## [WORK INSTRUCTIONS]
Continue the forum post below about yaw moment across three simulation meshes, starting right after its final sentence.

*** DOCUMENT TEXT

Here’s the plot of y-moment (yaw) between the three meshes. You can see that the coarsest mesh comes in at around 1700Nm where the y+=1 mesh comes in at around 1250Nm, or about a 25% spread between them. I’m not sure if that’s normal, but in all the simulations I did (and there were many, many more than this), this spread and the absolute values were very similar between the low resolution and high resolution BLs.
I would really like to show some images of Y+ and the flow separation, but for some reason SimScale’s post processor is not working at all. I’ll add these when it starts working again. For now you’ll have to go into the project itself and take a look.
What you’ll notice from the flow patterns in all the simulations is that the vertical stabilizer shows very little pressure differential, indicating it’s probably not especially effective due to blanking from the fuselage. Similarly, there is a massive separation zone at the wing-fuselage intersection on the leeward size which appears to blank the horizontal stabilizer. Since I didn’t investigate pitching moment, there isn’t a way to tell the effect of this, but I would expect the tail surfaces to be only marginally useful at these AOAs.

******
*** ENTRIES SUPPLIED

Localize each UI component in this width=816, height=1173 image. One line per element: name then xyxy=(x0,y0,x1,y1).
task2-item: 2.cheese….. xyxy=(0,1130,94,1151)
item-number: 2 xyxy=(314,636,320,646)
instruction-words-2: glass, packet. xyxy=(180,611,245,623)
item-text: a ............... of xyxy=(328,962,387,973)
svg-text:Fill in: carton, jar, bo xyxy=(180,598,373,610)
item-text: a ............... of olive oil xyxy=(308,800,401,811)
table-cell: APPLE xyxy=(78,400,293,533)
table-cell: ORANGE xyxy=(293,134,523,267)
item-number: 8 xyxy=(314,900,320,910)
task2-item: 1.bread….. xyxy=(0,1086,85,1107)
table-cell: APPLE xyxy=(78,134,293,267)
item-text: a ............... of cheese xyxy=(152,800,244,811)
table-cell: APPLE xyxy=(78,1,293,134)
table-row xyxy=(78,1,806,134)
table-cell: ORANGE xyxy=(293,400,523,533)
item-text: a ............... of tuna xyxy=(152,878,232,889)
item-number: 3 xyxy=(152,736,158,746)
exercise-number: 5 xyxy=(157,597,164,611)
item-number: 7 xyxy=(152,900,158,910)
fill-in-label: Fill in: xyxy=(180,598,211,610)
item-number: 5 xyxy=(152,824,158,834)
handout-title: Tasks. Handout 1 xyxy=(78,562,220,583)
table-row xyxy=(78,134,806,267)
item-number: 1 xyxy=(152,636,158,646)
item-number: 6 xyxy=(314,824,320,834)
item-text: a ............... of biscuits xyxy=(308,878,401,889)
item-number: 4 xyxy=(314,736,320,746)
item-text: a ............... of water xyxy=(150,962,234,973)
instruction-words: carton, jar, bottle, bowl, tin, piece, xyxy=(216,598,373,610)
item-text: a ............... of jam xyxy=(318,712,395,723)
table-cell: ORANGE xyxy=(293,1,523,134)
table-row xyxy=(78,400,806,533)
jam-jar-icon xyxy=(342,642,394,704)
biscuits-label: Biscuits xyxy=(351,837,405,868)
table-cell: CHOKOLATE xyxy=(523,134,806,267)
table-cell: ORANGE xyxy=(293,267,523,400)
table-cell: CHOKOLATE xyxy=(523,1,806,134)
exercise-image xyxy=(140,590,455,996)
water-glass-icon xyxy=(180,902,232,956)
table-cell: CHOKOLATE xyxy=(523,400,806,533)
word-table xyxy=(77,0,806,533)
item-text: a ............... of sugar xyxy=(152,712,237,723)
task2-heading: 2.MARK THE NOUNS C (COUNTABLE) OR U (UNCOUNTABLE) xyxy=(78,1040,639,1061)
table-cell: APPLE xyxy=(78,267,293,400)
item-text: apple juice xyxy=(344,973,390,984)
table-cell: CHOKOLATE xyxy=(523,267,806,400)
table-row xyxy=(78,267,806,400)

******

## [OUTPUT]
Corroboration
I’m always skeptical of simulation results and feel strongly that they should always be corroborated with hand calcs and testing. It’s common practice now for young engineers to forget the valuable work they did in hand-calcs for the convenience of computer simulations. Garbage-in, garbage-out as they say.
I attempted two methods of hand calculations in order to give myself some context and confidence. My approach was to divide the fuselage into a set of simple rectangular shapes like below:
Because the vertical stabilizer has such a large effect, I decided to neglect it until after I had results I liked for the fuselage.
My first analysis was with the fuselage as a set of flat plates with angle of attack matching the beta angle of my CFD simulations (12º), using the standard 2*pi*beta
drag correlation. The result for the fuselage with this correlation was 2234 N-m (1648 ft-lb). I’d expect this approach to estimate high, as the fuselage is better modeled as a slim lifting body.
The next analysis was using an old paper, NACA TN4176. In this paper, they develop a method to use drag correlations taken from cylinders with a variety of cross-sections to estimate drag on similarly shaped fuselages at different pitch and yaw angles.
For this analysis, I used the correlations for three rounded rectangular cross sections with the same aspect ratios as the flat plate analysis. This approach yielded a yawing moment of 871N-m (643 ft-lb), bracketing the other side of the CFD results.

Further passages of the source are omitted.